Page text dataset records:

|---|

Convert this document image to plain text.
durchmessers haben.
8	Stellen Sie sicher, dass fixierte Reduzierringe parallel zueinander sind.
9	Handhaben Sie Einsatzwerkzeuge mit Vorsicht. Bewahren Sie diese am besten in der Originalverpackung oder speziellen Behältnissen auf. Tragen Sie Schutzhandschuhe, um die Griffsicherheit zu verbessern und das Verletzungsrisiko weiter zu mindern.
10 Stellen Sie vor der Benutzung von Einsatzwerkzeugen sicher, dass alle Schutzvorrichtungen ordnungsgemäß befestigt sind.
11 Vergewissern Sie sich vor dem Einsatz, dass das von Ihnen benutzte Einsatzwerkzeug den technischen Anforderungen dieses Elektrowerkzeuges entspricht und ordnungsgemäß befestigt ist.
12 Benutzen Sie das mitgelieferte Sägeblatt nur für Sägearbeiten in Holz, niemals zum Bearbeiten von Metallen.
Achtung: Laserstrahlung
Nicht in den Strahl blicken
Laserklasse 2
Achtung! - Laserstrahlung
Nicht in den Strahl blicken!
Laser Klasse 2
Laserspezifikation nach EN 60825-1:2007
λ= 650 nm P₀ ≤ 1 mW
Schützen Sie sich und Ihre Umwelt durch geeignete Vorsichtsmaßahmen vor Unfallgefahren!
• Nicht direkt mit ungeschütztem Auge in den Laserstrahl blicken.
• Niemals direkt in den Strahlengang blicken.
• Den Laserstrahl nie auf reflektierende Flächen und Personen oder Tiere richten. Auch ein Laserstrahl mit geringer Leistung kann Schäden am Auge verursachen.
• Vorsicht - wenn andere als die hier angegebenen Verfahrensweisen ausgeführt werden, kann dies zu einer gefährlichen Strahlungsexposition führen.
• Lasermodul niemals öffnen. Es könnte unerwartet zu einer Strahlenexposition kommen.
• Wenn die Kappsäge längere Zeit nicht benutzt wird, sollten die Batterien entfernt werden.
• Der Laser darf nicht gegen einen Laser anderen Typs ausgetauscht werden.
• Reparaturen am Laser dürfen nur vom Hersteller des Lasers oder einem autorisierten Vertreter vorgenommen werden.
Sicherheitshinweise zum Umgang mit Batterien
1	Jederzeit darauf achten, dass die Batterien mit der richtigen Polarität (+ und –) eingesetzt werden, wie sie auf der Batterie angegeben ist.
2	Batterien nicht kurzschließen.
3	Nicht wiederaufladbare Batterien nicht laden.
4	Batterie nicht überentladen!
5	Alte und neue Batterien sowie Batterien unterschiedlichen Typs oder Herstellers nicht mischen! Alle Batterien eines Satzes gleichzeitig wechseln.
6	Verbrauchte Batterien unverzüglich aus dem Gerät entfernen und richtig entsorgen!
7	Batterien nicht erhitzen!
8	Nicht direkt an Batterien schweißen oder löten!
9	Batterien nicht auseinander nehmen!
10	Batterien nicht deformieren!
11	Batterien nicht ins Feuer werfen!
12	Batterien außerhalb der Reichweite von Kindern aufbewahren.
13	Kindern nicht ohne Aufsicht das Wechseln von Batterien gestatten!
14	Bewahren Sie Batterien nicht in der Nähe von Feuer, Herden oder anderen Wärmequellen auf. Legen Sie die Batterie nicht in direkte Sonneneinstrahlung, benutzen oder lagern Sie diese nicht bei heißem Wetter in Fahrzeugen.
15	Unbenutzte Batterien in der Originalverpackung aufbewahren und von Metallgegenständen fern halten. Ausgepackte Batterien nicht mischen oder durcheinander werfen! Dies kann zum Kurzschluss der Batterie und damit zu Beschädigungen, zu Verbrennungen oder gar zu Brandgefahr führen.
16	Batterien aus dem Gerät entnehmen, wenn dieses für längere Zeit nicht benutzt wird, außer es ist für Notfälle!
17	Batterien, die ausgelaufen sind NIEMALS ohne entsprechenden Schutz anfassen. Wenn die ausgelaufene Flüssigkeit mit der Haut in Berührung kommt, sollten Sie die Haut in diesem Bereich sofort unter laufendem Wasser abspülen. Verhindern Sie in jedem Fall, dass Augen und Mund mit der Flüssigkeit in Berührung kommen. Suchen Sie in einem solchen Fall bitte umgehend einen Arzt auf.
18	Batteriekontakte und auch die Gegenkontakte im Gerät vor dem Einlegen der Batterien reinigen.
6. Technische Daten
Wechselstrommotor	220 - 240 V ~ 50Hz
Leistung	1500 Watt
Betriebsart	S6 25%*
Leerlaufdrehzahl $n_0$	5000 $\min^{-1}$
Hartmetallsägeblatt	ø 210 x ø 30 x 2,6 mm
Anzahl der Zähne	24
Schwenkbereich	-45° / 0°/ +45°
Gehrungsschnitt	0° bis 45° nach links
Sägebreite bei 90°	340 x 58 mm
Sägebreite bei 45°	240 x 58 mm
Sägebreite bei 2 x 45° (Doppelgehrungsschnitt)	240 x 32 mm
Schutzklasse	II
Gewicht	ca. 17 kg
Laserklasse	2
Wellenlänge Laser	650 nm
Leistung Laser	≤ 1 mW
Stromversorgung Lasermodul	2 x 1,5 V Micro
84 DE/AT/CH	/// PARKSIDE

|---|

Task objective: What lines of the data contain the string "dieses"? List them.

Task output:
11 Vergewissern Sie sich vor dem Einsatz, dass das von Ihnen benutzte Einsatzwerkzeug den technischen Anforderungen dieses Elektrowerkzeuges entspricht und ordnungsgemäß befestigt ist.
16	Batterien aus dem Gerät entnehmen, wenn dieses für längere Zeit nicht benutzt wird, außer es ist für Notfälle!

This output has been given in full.